[Data items]
= = =

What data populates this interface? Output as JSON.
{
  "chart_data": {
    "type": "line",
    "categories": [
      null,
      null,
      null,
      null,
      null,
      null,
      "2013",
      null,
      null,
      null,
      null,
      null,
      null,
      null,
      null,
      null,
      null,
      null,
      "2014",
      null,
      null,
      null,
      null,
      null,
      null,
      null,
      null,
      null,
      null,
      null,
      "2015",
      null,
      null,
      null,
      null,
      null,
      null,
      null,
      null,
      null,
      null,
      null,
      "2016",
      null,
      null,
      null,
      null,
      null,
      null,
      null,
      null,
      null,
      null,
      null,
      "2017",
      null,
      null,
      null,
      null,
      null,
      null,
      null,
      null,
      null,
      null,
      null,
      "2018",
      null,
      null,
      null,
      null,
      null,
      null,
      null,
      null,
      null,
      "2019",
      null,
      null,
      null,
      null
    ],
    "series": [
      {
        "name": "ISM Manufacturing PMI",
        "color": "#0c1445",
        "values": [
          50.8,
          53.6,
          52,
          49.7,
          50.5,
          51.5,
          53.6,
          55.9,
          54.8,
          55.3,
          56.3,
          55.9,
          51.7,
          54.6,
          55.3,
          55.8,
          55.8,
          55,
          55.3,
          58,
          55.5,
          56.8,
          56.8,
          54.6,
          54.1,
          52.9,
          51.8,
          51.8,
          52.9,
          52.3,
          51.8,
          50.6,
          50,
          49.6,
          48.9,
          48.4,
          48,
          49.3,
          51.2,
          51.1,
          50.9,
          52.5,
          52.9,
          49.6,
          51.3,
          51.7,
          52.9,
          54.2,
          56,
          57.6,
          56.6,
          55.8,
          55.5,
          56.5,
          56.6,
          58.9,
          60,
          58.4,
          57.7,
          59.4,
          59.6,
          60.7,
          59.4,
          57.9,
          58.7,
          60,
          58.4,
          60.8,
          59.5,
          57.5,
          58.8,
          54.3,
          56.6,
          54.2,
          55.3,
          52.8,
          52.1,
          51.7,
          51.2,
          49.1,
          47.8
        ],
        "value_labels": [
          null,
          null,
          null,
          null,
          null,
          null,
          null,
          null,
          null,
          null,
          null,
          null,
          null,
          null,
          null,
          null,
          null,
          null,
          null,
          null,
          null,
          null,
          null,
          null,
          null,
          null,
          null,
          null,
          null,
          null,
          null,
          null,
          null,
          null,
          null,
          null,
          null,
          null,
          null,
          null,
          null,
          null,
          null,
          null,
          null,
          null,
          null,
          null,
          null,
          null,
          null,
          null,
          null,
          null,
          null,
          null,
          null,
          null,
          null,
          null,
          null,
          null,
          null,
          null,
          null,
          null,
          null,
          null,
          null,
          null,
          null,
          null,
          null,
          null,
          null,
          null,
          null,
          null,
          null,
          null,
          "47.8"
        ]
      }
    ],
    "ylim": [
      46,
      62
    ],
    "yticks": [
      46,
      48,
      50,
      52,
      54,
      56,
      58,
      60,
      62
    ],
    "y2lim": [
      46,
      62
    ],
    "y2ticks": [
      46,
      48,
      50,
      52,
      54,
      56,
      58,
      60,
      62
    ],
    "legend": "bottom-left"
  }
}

= = =

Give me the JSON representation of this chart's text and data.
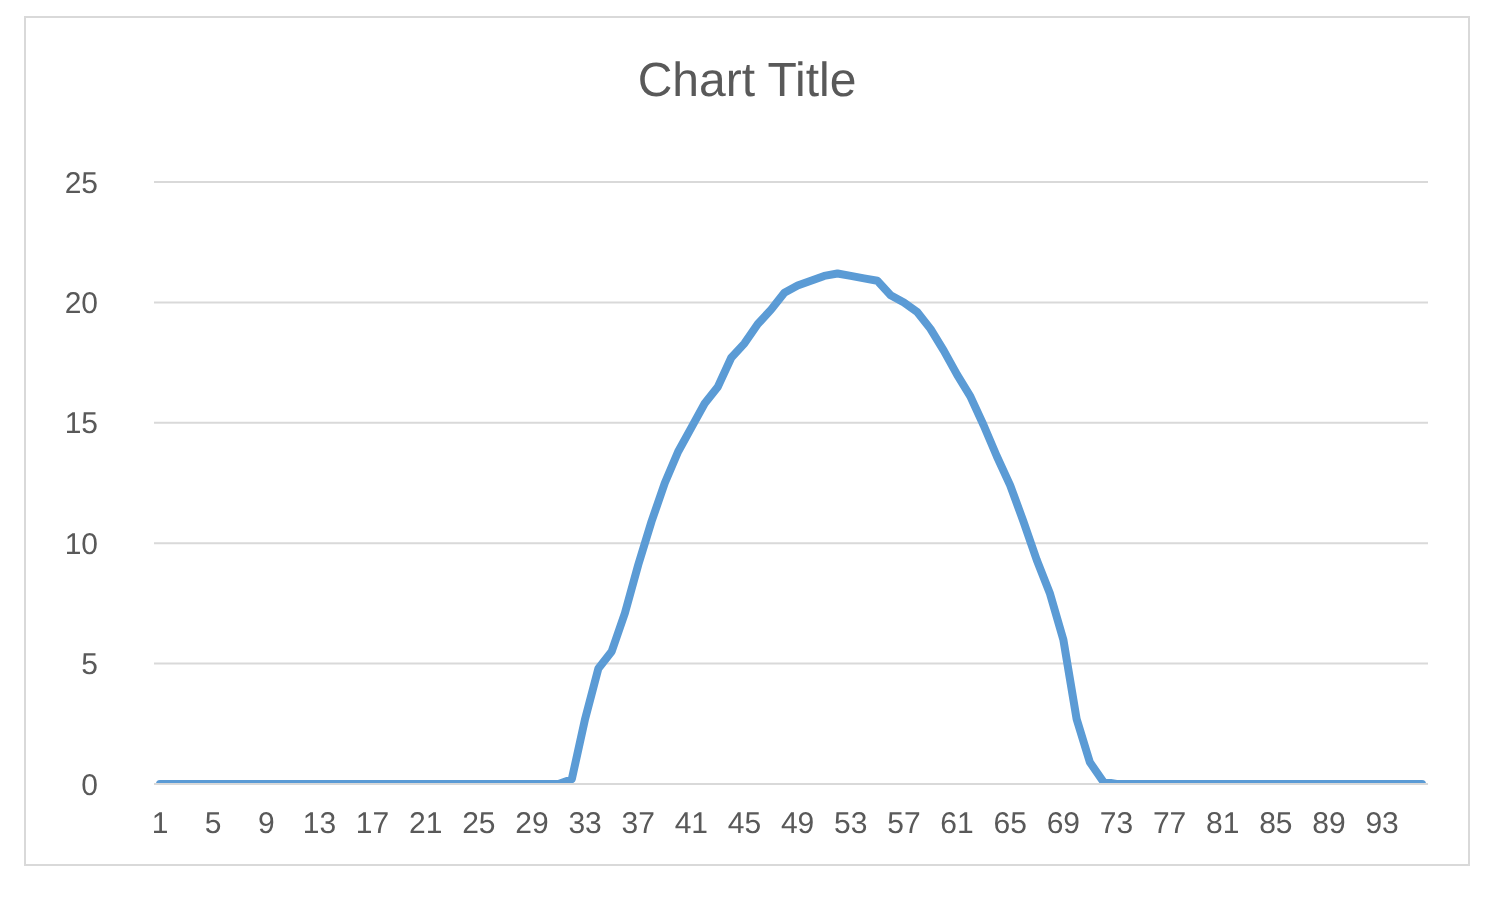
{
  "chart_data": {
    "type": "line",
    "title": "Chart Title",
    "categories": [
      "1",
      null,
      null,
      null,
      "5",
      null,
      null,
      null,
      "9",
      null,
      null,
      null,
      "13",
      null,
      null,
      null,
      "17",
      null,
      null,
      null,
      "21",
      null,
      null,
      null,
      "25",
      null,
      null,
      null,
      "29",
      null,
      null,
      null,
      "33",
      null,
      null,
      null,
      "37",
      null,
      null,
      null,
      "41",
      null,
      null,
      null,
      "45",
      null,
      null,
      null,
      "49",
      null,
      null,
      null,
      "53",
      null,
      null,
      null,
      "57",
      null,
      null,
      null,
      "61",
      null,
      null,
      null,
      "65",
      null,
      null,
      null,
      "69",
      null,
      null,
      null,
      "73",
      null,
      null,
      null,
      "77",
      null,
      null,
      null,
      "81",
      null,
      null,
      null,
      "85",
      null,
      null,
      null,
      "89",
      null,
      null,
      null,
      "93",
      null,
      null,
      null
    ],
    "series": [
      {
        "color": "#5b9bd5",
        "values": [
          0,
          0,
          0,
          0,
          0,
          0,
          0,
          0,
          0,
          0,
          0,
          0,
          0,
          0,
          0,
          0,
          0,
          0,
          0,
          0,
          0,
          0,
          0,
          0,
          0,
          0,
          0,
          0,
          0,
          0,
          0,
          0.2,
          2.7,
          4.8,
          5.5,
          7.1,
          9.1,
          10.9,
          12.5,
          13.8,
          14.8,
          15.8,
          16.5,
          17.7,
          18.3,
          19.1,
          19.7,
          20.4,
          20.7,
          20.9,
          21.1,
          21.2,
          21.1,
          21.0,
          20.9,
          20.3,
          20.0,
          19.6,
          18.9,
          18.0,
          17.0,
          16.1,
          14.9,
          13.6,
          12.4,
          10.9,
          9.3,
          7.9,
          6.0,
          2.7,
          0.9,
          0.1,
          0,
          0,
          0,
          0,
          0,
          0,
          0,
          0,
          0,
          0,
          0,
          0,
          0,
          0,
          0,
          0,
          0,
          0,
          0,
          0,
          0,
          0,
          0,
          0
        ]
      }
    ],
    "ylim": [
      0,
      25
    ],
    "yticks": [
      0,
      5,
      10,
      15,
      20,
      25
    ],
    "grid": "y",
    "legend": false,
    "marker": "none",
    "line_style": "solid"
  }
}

= = =

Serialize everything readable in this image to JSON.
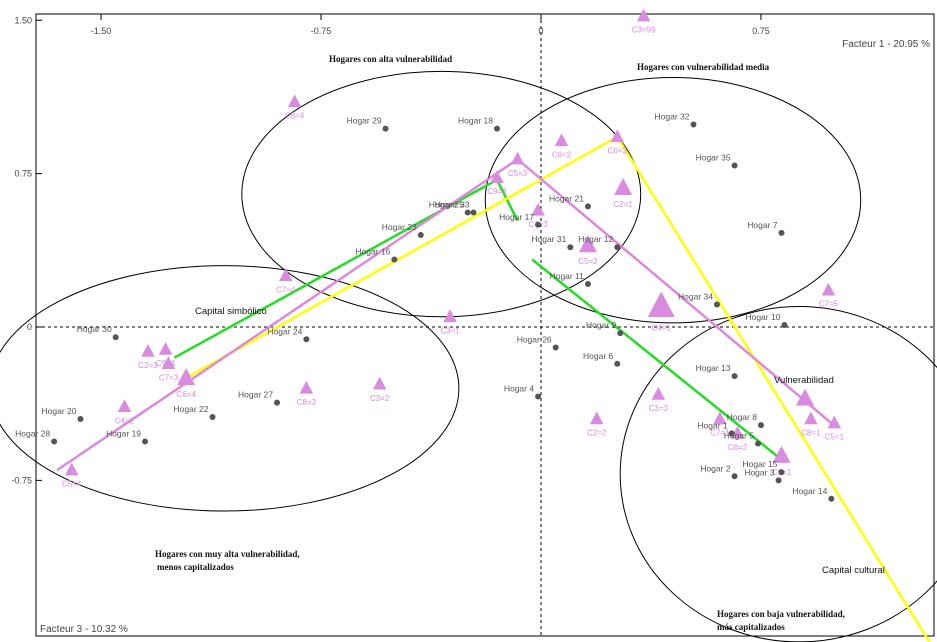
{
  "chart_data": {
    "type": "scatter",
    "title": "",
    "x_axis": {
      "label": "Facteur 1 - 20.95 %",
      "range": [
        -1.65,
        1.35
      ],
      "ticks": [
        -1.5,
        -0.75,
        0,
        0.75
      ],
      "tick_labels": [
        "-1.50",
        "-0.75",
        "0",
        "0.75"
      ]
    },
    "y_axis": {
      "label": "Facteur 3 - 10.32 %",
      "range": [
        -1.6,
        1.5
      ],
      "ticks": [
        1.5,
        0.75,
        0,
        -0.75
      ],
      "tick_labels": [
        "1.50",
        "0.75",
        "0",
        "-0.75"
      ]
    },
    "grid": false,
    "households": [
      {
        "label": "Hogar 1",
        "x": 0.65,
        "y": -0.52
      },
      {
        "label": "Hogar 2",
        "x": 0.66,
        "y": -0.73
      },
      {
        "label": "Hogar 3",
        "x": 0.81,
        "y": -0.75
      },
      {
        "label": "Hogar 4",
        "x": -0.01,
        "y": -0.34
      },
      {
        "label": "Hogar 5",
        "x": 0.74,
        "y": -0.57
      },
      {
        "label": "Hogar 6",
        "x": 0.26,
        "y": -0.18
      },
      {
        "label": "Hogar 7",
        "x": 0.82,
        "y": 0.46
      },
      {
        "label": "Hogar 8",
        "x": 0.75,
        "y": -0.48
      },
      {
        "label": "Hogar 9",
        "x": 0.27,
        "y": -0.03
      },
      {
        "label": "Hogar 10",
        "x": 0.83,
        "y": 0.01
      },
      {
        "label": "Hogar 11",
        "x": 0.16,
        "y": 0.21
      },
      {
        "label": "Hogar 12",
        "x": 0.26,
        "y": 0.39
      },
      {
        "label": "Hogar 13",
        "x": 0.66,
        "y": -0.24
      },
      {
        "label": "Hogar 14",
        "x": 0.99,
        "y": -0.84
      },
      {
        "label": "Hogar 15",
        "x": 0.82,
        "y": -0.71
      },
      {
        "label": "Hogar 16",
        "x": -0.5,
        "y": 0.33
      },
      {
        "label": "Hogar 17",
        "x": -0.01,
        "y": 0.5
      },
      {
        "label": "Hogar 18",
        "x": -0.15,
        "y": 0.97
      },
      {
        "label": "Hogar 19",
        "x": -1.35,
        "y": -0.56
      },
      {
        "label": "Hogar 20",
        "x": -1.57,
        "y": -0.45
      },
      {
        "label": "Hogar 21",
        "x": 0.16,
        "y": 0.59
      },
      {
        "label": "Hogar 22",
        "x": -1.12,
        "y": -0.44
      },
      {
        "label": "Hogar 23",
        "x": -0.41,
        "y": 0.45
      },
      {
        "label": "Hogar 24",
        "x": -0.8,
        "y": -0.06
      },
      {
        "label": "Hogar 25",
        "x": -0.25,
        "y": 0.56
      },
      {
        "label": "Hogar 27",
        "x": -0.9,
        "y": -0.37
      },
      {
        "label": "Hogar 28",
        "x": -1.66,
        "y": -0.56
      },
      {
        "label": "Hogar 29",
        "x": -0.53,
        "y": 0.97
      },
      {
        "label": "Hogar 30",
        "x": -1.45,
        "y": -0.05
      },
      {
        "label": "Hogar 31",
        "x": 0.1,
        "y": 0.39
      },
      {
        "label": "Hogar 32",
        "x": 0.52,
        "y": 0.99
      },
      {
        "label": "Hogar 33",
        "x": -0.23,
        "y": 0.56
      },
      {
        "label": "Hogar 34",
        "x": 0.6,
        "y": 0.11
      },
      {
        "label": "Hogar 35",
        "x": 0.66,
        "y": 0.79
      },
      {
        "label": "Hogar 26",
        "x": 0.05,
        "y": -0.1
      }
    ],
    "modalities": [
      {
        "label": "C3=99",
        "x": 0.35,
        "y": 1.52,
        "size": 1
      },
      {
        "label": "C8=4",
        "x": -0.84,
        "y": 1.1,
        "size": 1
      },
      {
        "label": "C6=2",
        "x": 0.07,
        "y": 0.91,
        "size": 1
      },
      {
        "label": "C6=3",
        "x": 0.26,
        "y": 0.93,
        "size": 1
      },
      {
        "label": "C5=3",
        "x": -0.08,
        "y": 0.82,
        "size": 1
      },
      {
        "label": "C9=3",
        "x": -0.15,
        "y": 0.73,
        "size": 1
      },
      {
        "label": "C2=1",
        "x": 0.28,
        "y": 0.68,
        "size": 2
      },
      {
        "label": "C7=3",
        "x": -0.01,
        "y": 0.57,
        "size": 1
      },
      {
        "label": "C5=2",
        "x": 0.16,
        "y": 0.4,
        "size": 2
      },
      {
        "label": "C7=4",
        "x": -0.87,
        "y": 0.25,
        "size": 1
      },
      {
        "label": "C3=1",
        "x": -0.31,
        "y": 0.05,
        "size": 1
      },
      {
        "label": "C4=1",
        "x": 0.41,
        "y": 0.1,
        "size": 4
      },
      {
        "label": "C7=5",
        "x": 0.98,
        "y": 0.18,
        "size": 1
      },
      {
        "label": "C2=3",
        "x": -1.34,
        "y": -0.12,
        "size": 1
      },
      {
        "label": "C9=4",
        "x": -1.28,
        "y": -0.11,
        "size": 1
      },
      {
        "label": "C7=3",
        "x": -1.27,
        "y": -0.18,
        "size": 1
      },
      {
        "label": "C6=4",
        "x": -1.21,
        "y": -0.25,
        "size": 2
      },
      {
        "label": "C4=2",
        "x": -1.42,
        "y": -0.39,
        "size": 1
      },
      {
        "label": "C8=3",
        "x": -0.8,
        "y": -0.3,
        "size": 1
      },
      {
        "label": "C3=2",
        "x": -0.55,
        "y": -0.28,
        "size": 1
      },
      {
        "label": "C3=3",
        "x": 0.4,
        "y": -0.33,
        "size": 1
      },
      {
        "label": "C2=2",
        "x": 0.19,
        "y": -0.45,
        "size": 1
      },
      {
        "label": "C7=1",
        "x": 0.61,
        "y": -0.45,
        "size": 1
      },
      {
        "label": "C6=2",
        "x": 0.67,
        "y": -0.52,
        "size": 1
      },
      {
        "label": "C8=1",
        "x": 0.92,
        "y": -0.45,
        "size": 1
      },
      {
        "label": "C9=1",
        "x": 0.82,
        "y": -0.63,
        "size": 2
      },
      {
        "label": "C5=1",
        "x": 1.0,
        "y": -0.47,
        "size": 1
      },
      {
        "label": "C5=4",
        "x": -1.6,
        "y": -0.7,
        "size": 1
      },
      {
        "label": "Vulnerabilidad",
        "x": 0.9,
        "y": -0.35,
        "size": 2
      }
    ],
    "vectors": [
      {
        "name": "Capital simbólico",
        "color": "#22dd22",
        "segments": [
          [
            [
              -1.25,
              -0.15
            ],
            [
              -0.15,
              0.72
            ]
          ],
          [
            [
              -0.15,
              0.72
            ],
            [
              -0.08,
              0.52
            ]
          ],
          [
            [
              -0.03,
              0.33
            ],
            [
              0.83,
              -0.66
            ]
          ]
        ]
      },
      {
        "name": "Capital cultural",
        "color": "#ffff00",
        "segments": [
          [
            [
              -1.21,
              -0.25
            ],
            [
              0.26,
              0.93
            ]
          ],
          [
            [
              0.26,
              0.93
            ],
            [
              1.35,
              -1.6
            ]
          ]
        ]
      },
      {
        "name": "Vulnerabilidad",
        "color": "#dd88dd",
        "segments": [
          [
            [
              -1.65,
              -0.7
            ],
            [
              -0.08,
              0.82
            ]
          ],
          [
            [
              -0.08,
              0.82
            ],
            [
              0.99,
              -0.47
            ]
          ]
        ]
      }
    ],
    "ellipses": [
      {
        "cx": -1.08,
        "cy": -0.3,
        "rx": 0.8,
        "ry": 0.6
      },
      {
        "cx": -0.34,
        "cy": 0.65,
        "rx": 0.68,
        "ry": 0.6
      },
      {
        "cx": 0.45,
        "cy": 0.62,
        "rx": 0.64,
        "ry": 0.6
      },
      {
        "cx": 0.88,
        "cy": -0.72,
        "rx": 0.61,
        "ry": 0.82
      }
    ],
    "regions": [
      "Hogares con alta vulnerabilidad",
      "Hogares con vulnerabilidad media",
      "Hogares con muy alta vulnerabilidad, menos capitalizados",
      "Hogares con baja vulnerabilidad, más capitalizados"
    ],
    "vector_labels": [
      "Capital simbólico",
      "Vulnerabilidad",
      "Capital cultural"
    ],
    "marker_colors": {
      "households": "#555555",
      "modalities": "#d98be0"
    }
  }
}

= = =

**What this task involves**
Locate the word "JSON" in the data above. Copy every line carrying it.

**Response to this task**
What data populates this interface? Output as JSON.
Give me the JSON representation of this chart's text and data.
Serialize everything readable in this image to JSON.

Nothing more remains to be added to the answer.